[AMBER] How fast is Amber's new GPU code? Are CPUs ever coming back?

From: David Cerutti <dscerutti.gmail.com>
Date: Tue, 17 Apr 2018 11:40:14 -0400

And now for a public service announcement...

Recently on the list people have been writing in asking about the speed of
pmemd, of its GPU acceleration, which simulation program to use, and so
forth. One newcomer even asked whether the GPU code is faster than sander,
and reading between the lines I can see a PI or two wondering whether the
Amber package, as opposed to the freely distributed AmberTools, is worth
the investment. While I'm not here to advertise per se, I will offer the
following observations, which should help anyone trying to understand the
current state of the field, how fast is Amber, and where the technology is
taking us.

Elmar Krieger, perhaps my European doppleganger for the way he ebbs from
force fields to simulation methodology and back, published a fascinating
article back in 2015 showing how they took a single Core i7-5960X Haswell
processor and pushed the dihydrofolate reductase (DHFR, explicit water
molecules) simulation throughput from a humdrum 7.5 ns / day reference (1
fs time step, long cutoff) to run more than 20x faster through a series of
approximations that they demonstrate to be safe:

https://onlinelibrary.wiley.com/doi/full/10.1002/jcc.23899

This is a big achievement--given the way they talk about AVX instructions
and their proximity to the GROMACS folks I'm going to assume they coded it
'right' and can't get their YASARA program significantly faster under the
same approximations on the same hardware. The paper says "a single Core
i7-5960X" but that's a capital C--they use all eight cores, 16 threads, of
the hyperthreaded Core i7 processor, and I am going to assume that they're
not turbo-boosting because their program is running consistently enough
that there's not much opportunity for the chip to safely ramp up the clock
speed on any particular core.

First, let's compare the nuts and bolts of YASARA to what Amber's primary
simulation engine, pmemd, does. We have something almost identical to DHFR
in terms of atom counts and run conditions (most significantly, PME and
8.0A cutoff): we call it JAC and you can find it on our benchmarks page:

http://ambermd.org/gpus/benchmarks.htm#Benchmarks

Off the cuff, YASARA looks like it might be a bit faster than our pmemd CPU
code, but not tremendously so until they start invoking more drastic
approximations (we kind of part ways once they get to the lime green line
on Figure 8, when we use heavy hydrogens to get to a 4fs time step and they
use LINCS with multiple time steps). We maintain an 'air tight' pair list,
which guarantees that every interaction within the stated cutoff is going
to be counted (there was a kerfuffle on the listserv a few months back when
I said there was a chink in the armor with Amber16, but we've patched
that). YASARA takes a GROMACS-like approach with what they call a "sloppy"
pair list, which one can reasonably argue is no more an approximation than
hard truncation of vdW interactions or the tail of the erfc(r)/r function
in PME. Krieger and Vriend then get another impressive boost from atomic
instructions (for those unfamiliar, this is a fundamental problem of
parallel computing, and works like a library checkout system so that common
pieces of memory can only have one thread operating on them at a time).

_Task directions:_
Please write the next part of the post about Amber's simulation speed, picking up after its final sentence. The lines that come after this post about Amber's simulation speed have nothing to do with it.

_Raw data:_
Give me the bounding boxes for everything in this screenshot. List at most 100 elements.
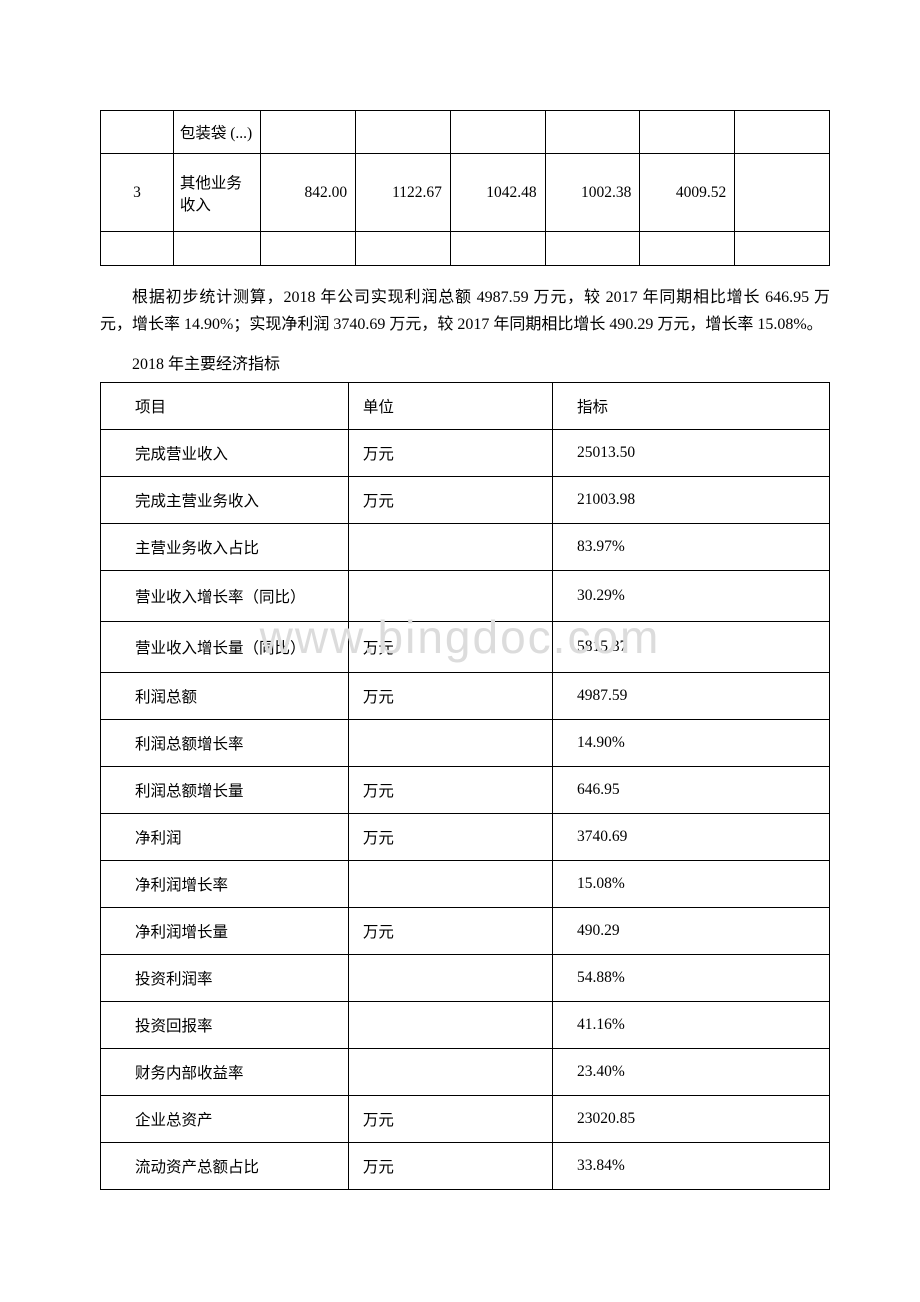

_Task result:_
The additional boost that they then get from a more advanced method for
ensuring that threads don't negate one another's results is small, but they
get another big jump by writing their program to avoid the need to worry
about threads crossing paths in the first place. Newer vector instruction
sets add a little more, and their "densostat," which approximates the
effect of a barostat but merely works to keep the simulation box size where
the user thinks it should be as opposed to where the Newtonian physics
would actually take it, is an 8% boost, comparable to the effect we see for
invoking or removing a virial calculation.

Now back to logistics. There are a couple of facts pertinent to the
questions on the listserv that are not in the paper: the price of that
high-performance Haswell processor (currently about $900, on clearance as
it has been succeeded by the new Skylake line), and the power envelope
(140W). The price of the modern equivalent Core i9-7960X Skylake is about
$1400. Skylake doubles the number of cores and threads, but the clock
speed is back down, the cache is not that much bigger, and the power
envelope has gone up to 165W. Tick, tock, tick, tock. I'm just going to
estimate that on a new Skylake Krieger and colleagues might be able to get
DHFR to run at 250ns / day. As stated above, the approximations made by
pmemd and YASARA are not comparable, and not everything that Krieger does
on a CPU will map to a GPU although a good portion of it will. But let's
go ahead and compare the results to our GTX-1080Ti benchmarks. The new
pmemd.cuda is somewhat faster than the Amber16 code, and I have more
optimizations in my own branch, working within our original set of
approximations and running the JAC benchmark at 730ns / day. A GTX-1080Ti
cost $700 when it was new, and while the forthcoming GPUs will almost
certainly be more expensive thanks to the diligence of coin farmers, I
don't expect the price of a new Volta-like GTX to crest much above $1100.
Let's just stick with last year's model, though.

The GTX-1080Ti is a 250W card, but on the JAC/DHFR benchmarks it doesn't
ramp up completely (system isn't big enough), so the power consumption is
around 175W. The GPU is therefore beating the CPU by a factor of nearly 3
in speed, for half the cost, and only slightly more electricity consumption
(running a 250W GPU round the clock for a year at 0.12 cents per kW/hr will
run you about $260). As I said, JAC can't fully occupy the GPU--bigger
systems run up to 30% more effectively, with the throughput reaching a
plateau for systems about 3-4 times the size of JAC. In contrast, Krieger
shows that the CPU offers nearly linear returns as a function of system
size, with slight degradation due to the O(N log N) property of the FFT.
(The FFT scaling is a weak effect on GPUs, which in fact do FFTs very
efficiently and reach peak efficiency in the FFT at about the same time
they reach peak efficiency in other aspects of the algorithm.) So on bigger
systems the GPU will retain its advantage in terms of power consumption and
grow its lead substantially in terms of throughput. Of course, if we were
to invoke some of the approximations that Krieger shows on the CPU, our GPU
performance would likewise benefit.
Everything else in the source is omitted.